◆ Task requirements
Without the pictures, copy the entries below word for word.

Dataset items:
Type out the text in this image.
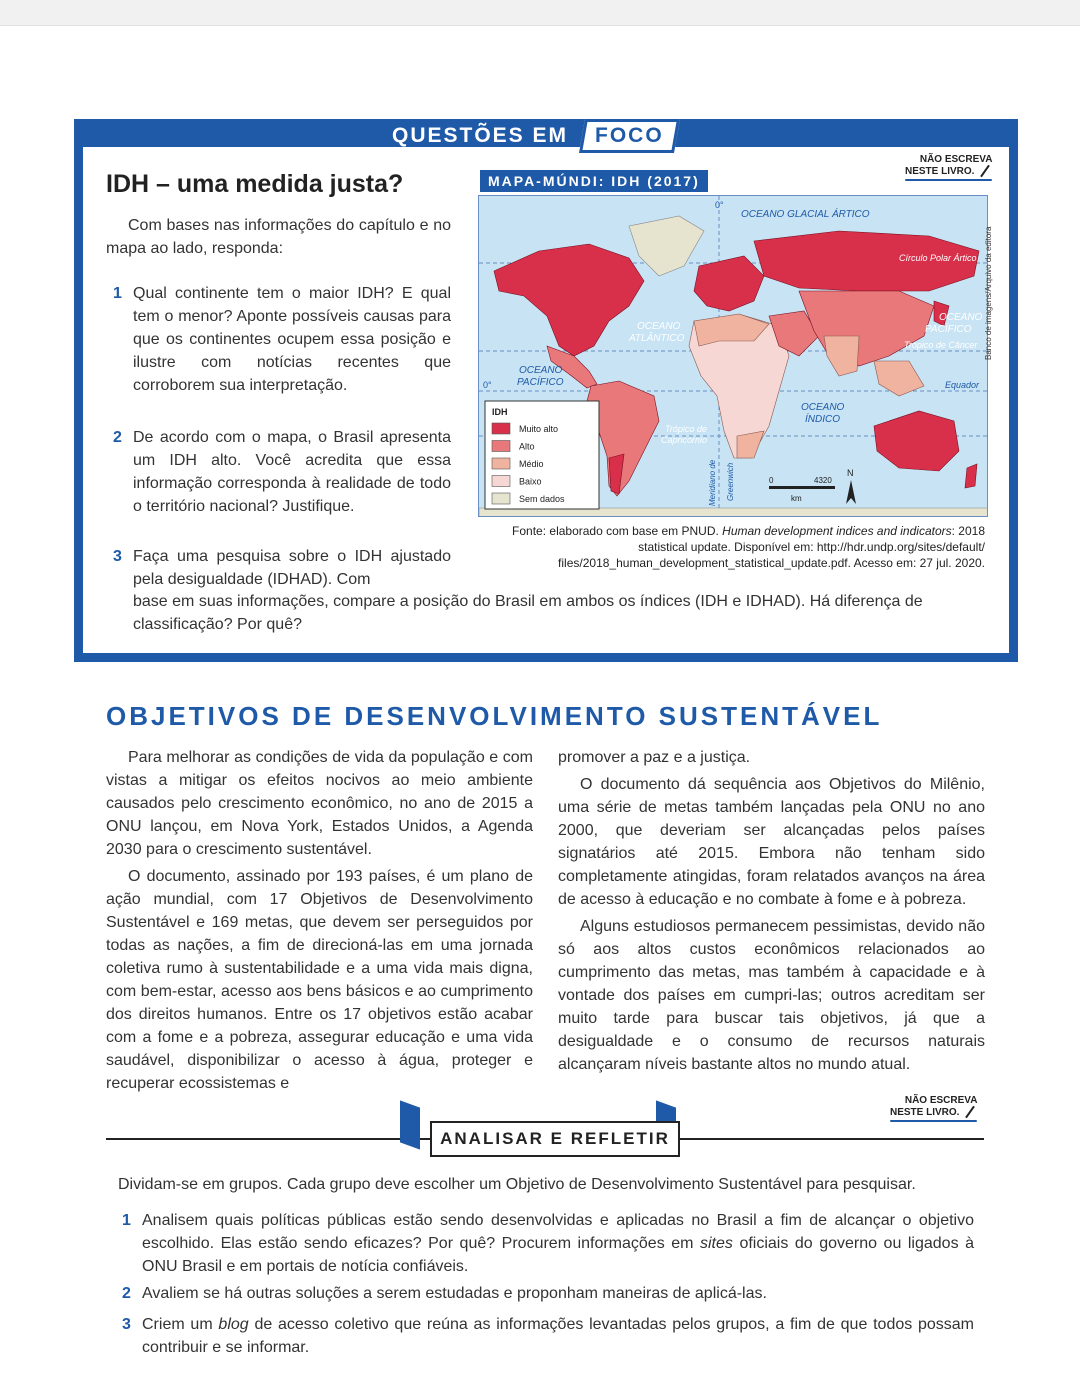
QUESTÕES EM	FOCO
NÃO ESCREVA
NESTE LIVRO.
IDH – uma medida justa?
Com bases nas informações do capítulo e no mapa ao lado, responda:
1 Qual continente tem o maior IDH? E qual tem o menor? Aponte possíveis causas para que os continentes ocupem essa posição e ilustre com notícias recentes que corroborem sua interpretação.
2 De acordo com o mapa, o Brasil apresenta um IDH alto. Você acredita que essa informação corresponda à realidade de todo o território nacional? Justifique.
3 Faça uma pesquisa sobre o IDH ajustado pela desigualdade (IDHAD). Com
base em suas informações, compare a posição do Brasil em ambos os índices (IDH e IDHAD). Há diferença de classificação? Por quê?
MAPA-MÚNDI: IDH (2017)
OCEANO GLACIAL ÁRTICO
Círculo Polar Ártico
OCEANO
ATLÂNTICO
OCEANO
PACÍFICO
Trópico de Câncer
OCEANO
PACÍFICO	Equador
OCEANO
ÍNDICO
Trópico de
Capricórnio
0°
0°
Meridiano de Greenwich
IDH
Muito alto
Alto
Médio
Baixo
Sem dados
0	4320
km
N
Banco de imagens/Arquivo da editora
Fonte: elaborado com base em PNUD. Human development indices and indicators: 2018 statistical update. Disponível em: http://hdr.undp.org/sites/default/ files/2018_human_development_statistical_update.pdf. Acesso em: 27 jul. 2020.
OBJETIVOS DE DESENVOLVIMENTO SUSTENTÁVEL

Para melhorar as condições de vida da população e com vistas a mitigar os efeitos nocivos ao meio ambiente causados pelo crescimento econômico, no ano de 2015 a ONU lançou, em Nova York, Estados Unidos, a Agenda 2030 para o crescimento sustentável.

O documento, assinado por 193 países, é um plano de ação mundial, com 17 Objetivos de Desenvolvimento Sustentável e 169 metas, que devem ser perseguidos por todas as nações, a fim de direcioná-las em uma jornada coletiva rumo à sustentabilidade e a uma vida mais digna, com bem-estar, acesso aos bens básicos e ao cumprimento dos direitos humanos. Entre os 17 objetivos estão acabar com a fome e a pobreza, assegurar educação e uma vida saudável, disponibilizar o acesso à água, proteger e recuperar ecossistemas e

promover a paz e a justiça.

O documento dá sequência aos Objetivos do Milênio, uma série de metas também lançadas pela ONU no ano 2000, que deveriam ser alcançadas pelos países signatários até 2015. Embora não tenham sido completamente atingidas, foram relatados avanços na área de acesso à educação e no combate à fome e à pobreza.

Alguns estudiosos permanecem pessimistas, devido não só aos altos custos econômicos relacionados ao cumprimento das metas, mas também à capacidade e à vontade dos países em cumpri-las; outros acreditam ser muito tarde para buscar tais objetivos, já que a desigualdade e o consumo de recursos naturais alcançaram níveis bastante altos no mundo atual.

NÃO ESCREVA
NESTE LIVRO.
ANALISAR E REFLETIR
Dividam-se em grupos. Cada grupo deve escolher um Objetivo de Desenvolvimento Sustentável para pesquisar.
1 Analisem quais políticas públicas estão sendo desenvolvidas e aplicadas no Brasil a fim de alcançar o objetivo escolhido. Elas estão sendo eficazes? Por quê? Procurem informações em sites oficiais do governo ou ligados à ONU Brasil e em portais de notícia confiáveis.
2 Avaliem se há outras soluções a serem estudadas e proponham maneiras de aplicá-las.
3 Criem um blog de acesso coletivo que reúna as informações levantadas pelos grupos, a fim de que todos possam contribuir e se informar.
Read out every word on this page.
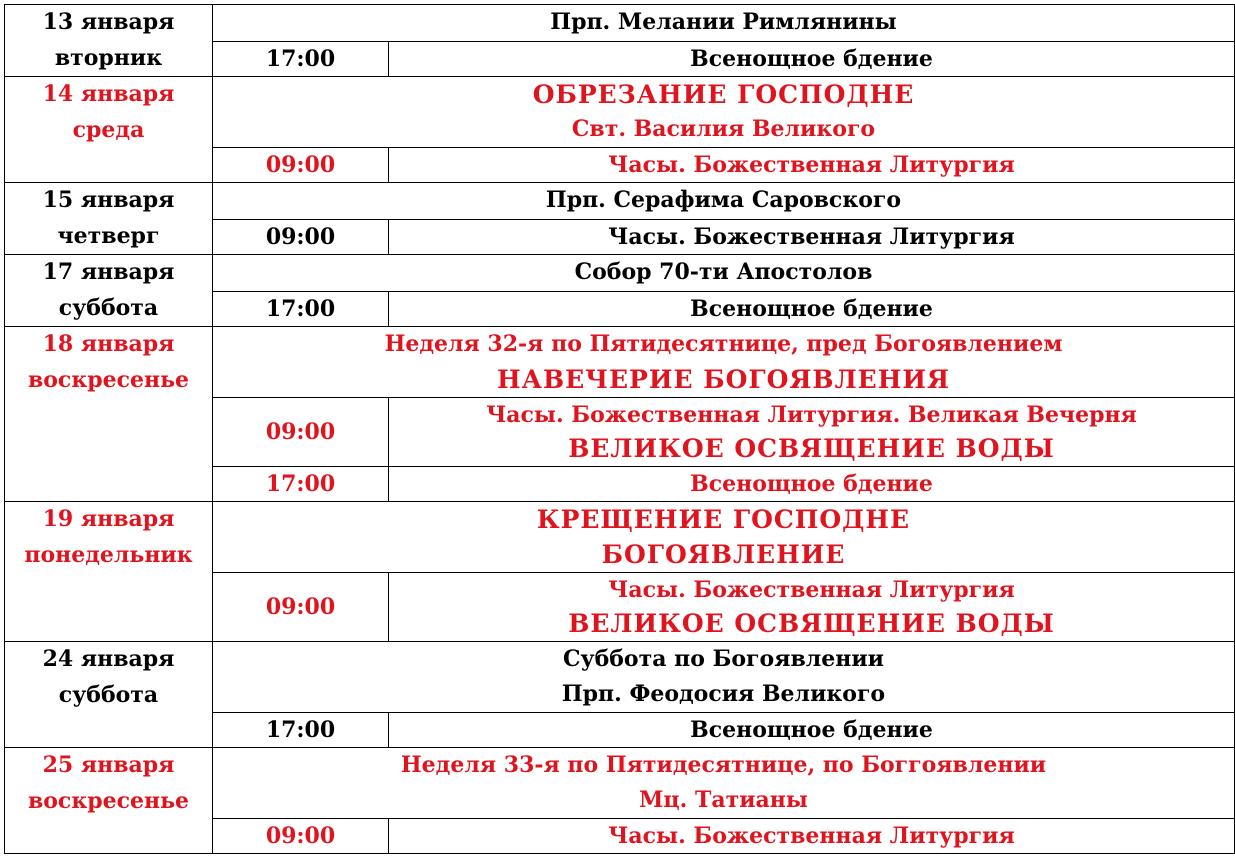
13 января
вторник	Прп. Мелании Римлянины	

	17:00	Всенощное бдение

14 января
среда	ОБРЕЗАНИЕ ГОСПОДНЕ
Свт. Василия Великого	

	09:00	Часы. Божественная Литургия

15 января
четверг	Прп. Серафима Саровского	

	09:00	Часы. Божественная Литургия

17 января
суббота	Собор 70-ти Апостолов	

	17:00	Всенощное бдение

18 января
воскресенье	Неделя 32-я по Пятидесятнице, пред Богоявлением
НАВЕЧЕРИЕ БОГОЯВЛЕНИЯ	

	09:00	Часы. Божественная Литургия. Великая Вечерня
ВЕЛИКОЕ ОСВЯЩЕНИЕ ВОДЫ

	17:00	Всенощное бдение

19 января
понедельник	КРЕЩЕНИЕ ГОСПОДНЕ
БОГОЯВЛЕНИЕ	

	09:00	Часы. Божественная Литургия
ВЕЛИКОЕ ОСВЯЩЕНИЕ ВОДЫ

24 января
суббота	Суббота по Богоявлении
Прп. Феодосия Великого	

	17:00	Всенощное бдение

25 января
воскресенье	Неделя 33-я по Пятидесятнице, по Боггоявлении
Мц. Татианы	

	09:00	Часы. Божественная Литургия
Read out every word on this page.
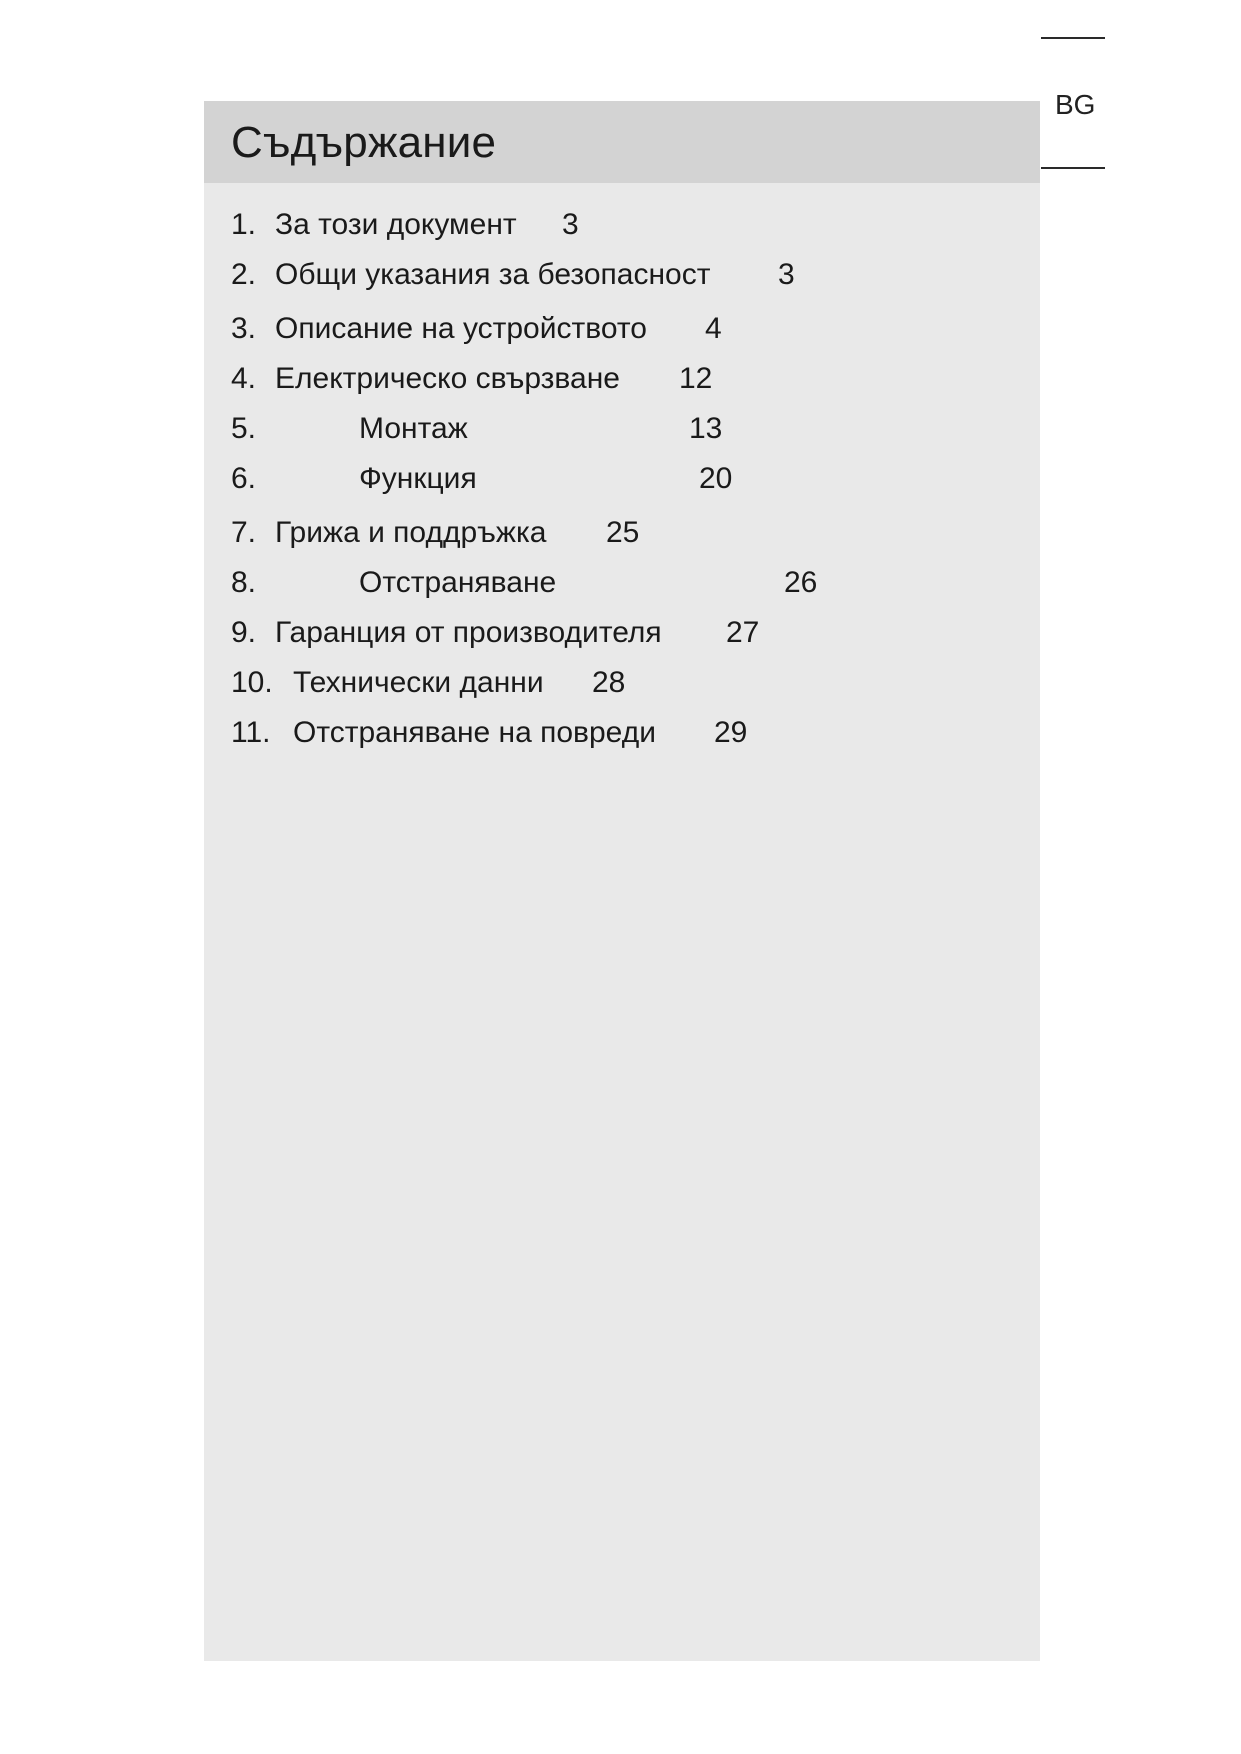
BG
Съдържание
1. За този документ 3
2. Общи указания за безопасност 3
3. Описание на устройството 4
4. Електрическо свързване 12
5.	Монтаж	13
6.	Функция	20
7. Грижа и поддръжка 25
8.	Отстраняване	26
9. Гаранция от производителя 27
10. Технически данни 28
11. Отстраняване на повреди 29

◆ Result
Type out the text in this image.
QUESTÕES EM	FOCO
NÃO ESCREVA
NESTE LIVRO.
IDH – uma medida justa?
Com bases nas informações do capítulo e no mapa ao lado, responda:
1 Qual continente tem o maior IDH? E qual tem o menor? Aponte possíveis causas para que os continentes ocupem essa posição e ilustre com notícias recentes que corroborem sua interpretação.
2 De acordo com o mapa, o Brasil apresenta um IDH alto. Você acredita que essa informação corresponda à realidade de todo o território nacional? Justifique.
3 Faça uma pesquisa sobre o IDH ajustado pela desigualdade (IDHAD). Com
base em suas informações, compare a posição do Brasil em ambos os índices (IDH e IDHAD). Há diferença de classificação? Por quê?
MAPA-MÚNDI: IDH (2017)
OCEANO GLACIAL ÁRTICO
Círculo Polar Ártico
OCEANO
ATLÂNTICO
OCEANO
PACÍFICO
Trópico de Câncer
OCEANO
PACÍFICO	Equador
OCEANO
ÍNDICO
Trópico de
Capricórnio
0°
0°
Meridiano de Greenwich
IDH
Muito alto
Alto
Médio
Baixo
Sem dados
0	4320
km
N
Banco de imagens/Arquivo da editora
Fonte: elaborado com base em PNUD. Human development indices and indicators: 2018 statistical update. Disponível em: http://hdr.undp.org/sites/default/ files/2018_human_development_statistical_update.pdf. Acesso em: 27 jul. 2020.
OBJETIVOS DE DESENVOLVIMENTO SUSTENTÁVEL

Para melhorar as condições de vida da população e com vistas a mitigar os efeitos nocivos ao meio ambiente causados pelo crescimento econômico, no ano de 2015 a ONU lançou, em Nova York, Estados Unidos, a Agenda 2030 para o crescimento sustentável.

O documento, assinado por 193 países, é um plano de ação mundial, com 17 Objetivos de Desenvolvimento Sustentável e 169 metas, que devem ser perseguidos por todas as nações, a fim de direcioná-las em uma jornada coletiva rumo à sustentabilidade e a uma vida mais digna, com bem-estar, acesso aos bens básicos e ao cumprimento dos direitos humanos. Entre os 17 objetivos estão acabar com a fome e a pobreza, assegurar educação e uma vida saudável, disponibilizar o acesso à água, proteger e recuperar ecossistemas e

promover a paz e a justiça.

O documento dá sequência aos Objetivos do Milênio, uma série de metas também lançadas pela ONU no ano 2000, que deveriam ser alcançadas pelos países signatários até 2015. Embora não tenham sido completamente atingidas, foram relatados avanços na área de acesso à educação e no combate à fome e à pobreza.

Alguns estudiosos permanecem pessimistas, devido não só aos altos custos econômicos relacionados ao cumprimento das metas, mas também à capacidade e à vontade dos países em cumpri-las; outros acreditam ser muito tarde para buscar tais objetivos, já que a desigualdade e o consumo de recursos naturais alcançaram níveis bastante altos no mundo atual.

NÃO ESCREVA
NESTE LIVRO.
ANALISAR E REFLETIR
Dividam-se em grupos. Cada grupo deve escolher um Objetivo de Desenvolvimento Sustentável para pesquisar.
1 Analisem quais políticas públicas estão sendo desenvolvidas e aplicadas no Brasil a fim de alcançar o objetivo escolhido. Elas estão sendo eficazes? Por quê? Procurem informações em sites oficiais do governo ou ligados à ONU Brasil e em portais de notícia confiáveis.
2 Avaliem se há outras soluções a serem estudadas e proponham maneiras de aplicá-las.
3 Criem um blog de acesso coletivo que reúna as informações levantadas pelos grupos, a fim de que todos possam contribuir e se informar.
Read out every word on this page.
13 января
вторник	Прп. Мелании Римлянины	

	17:00	Всенощное бдение

14 января
среда	ОБРЕЗАНИЕ ГОСПОДНЕ
Свт. Василия Великого	

	09:00	Часы. Божественная Литургия

15 января
четверг	Прп. Серафима Саровского	

	09:00	Часы. Божественная Литургия

17 января
суббота	Собор 70-ти Апостолов	

	17:00	Всенощное бдение

18 января
воскресенье	Неделя 32-я по Пятидесятнице, пред Богоявлением
НАВЕЧЕРИЕ БОГОЯВЛЕНИЯ	

	09:00	Часы. Божественная Литургия. Великая Вечерня
ВЕЛИКОЕ ОСВЯЩЕНИЕ ВОДЫ

	17:00	Всенощное бдение

19 января
понедельник	КРЕЩЕНИЕ ГОСПОДНЕ
БОГОЯВЛЕНИЕ	

	09:00	Часы. Божественная Литургия
ВЕЛИКОЕ ОСВЯЩЕНИЕ ВОДЫ

24 января
суббота	Суббота по Богоявлении
Прп. Феодосия Великого	

	17:00	Всенощное бдение

25 января
воскресенье	Неделя 33-я по Пятидесятнице, по Боггоявлении
Мц. Татианы	

	09:00	Часы. Божественная Литургия
Read out every word on this page.
BG
Съдържание
1. За този документ 3
2. Общи указания за безопасност 3
3. Описание на устройството 4
4. Електрическо свързване 12
5.	Монтаж	13
6.	Функция	20
7. Грижа и поддръжка 25
8.	Отстраняване	26
9. Гаранция от производителя 27
10. Технически данни 28
11. Отстраняване на повреди 29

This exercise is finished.